** BEGIN PROVIDED RECORDS **

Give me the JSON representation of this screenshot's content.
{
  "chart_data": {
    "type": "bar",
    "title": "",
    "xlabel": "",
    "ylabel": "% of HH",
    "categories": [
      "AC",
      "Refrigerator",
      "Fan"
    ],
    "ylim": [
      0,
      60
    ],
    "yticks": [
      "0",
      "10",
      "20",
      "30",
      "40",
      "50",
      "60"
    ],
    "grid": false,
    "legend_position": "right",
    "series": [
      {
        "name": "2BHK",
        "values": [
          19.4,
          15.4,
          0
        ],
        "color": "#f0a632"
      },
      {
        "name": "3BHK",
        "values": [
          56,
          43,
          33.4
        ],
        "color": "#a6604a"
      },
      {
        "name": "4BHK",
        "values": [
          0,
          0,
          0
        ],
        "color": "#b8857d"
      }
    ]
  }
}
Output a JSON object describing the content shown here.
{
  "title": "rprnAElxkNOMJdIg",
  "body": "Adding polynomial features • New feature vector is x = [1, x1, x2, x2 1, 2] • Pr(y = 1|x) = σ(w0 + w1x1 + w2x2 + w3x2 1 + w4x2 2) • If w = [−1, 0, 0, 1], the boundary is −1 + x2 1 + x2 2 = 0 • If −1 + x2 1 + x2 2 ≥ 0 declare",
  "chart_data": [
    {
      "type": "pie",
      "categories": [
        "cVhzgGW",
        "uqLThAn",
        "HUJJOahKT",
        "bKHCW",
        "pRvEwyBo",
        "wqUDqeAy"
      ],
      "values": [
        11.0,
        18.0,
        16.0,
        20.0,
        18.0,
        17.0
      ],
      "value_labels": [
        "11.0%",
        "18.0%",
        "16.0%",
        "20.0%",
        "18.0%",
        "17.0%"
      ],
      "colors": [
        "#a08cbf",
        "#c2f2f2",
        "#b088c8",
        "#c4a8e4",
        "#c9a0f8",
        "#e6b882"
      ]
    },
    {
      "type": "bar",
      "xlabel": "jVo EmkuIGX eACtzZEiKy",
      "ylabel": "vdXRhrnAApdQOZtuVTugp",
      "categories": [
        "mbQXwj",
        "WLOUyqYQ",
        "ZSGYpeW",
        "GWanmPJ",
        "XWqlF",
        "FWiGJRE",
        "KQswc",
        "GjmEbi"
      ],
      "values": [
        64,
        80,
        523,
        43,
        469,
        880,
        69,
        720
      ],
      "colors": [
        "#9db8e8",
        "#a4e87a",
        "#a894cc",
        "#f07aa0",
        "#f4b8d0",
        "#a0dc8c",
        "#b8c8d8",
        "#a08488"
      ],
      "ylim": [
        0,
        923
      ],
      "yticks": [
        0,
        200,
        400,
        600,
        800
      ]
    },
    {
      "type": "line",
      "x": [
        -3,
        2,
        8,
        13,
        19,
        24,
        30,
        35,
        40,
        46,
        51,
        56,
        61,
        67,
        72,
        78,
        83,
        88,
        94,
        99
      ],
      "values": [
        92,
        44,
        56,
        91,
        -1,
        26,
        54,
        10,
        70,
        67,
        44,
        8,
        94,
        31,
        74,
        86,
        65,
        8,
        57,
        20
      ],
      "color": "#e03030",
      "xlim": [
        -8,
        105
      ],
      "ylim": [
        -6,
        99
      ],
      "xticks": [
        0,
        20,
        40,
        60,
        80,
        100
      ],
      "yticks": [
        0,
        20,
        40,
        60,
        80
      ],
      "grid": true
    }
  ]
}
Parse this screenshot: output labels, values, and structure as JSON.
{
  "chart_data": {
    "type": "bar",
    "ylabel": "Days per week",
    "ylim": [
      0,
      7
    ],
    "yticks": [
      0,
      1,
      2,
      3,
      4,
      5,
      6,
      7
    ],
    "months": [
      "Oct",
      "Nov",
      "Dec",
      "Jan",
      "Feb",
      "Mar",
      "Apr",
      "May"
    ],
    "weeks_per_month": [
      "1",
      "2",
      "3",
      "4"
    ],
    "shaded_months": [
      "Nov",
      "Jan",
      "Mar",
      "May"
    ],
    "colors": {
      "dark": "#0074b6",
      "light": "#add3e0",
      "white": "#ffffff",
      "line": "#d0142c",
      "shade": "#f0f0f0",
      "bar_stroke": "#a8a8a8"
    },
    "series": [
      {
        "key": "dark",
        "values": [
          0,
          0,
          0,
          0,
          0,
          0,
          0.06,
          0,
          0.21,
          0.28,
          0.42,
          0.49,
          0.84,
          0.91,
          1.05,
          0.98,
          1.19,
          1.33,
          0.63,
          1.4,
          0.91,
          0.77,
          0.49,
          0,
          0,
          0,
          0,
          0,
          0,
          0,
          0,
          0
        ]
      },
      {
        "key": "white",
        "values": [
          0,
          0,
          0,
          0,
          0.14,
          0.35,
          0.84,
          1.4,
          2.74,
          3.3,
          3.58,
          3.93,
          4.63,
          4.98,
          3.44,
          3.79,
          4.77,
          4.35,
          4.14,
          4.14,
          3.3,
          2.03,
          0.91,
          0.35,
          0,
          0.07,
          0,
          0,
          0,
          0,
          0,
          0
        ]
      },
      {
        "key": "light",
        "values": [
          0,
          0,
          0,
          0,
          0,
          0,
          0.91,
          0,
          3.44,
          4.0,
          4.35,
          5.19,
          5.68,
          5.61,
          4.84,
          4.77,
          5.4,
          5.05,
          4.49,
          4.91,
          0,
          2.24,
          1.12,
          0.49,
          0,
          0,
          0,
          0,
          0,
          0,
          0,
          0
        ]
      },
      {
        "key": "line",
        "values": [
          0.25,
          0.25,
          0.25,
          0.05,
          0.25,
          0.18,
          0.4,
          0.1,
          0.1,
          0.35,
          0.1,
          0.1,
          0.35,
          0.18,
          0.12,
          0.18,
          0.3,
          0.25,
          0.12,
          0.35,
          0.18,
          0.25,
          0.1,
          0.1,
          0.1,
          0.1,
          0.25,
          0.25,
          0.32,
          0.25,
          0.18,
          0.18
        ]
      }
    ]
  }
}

** END PROVIDED RECORDS **

WHAT IS REQUIRED: Collect the complete line wherever the string "this" appears in the records.

TASK RESULT:
Give me the JSON representation of this screenshot's content.
Parse this screenshot: output labels, values, and structure as JSON.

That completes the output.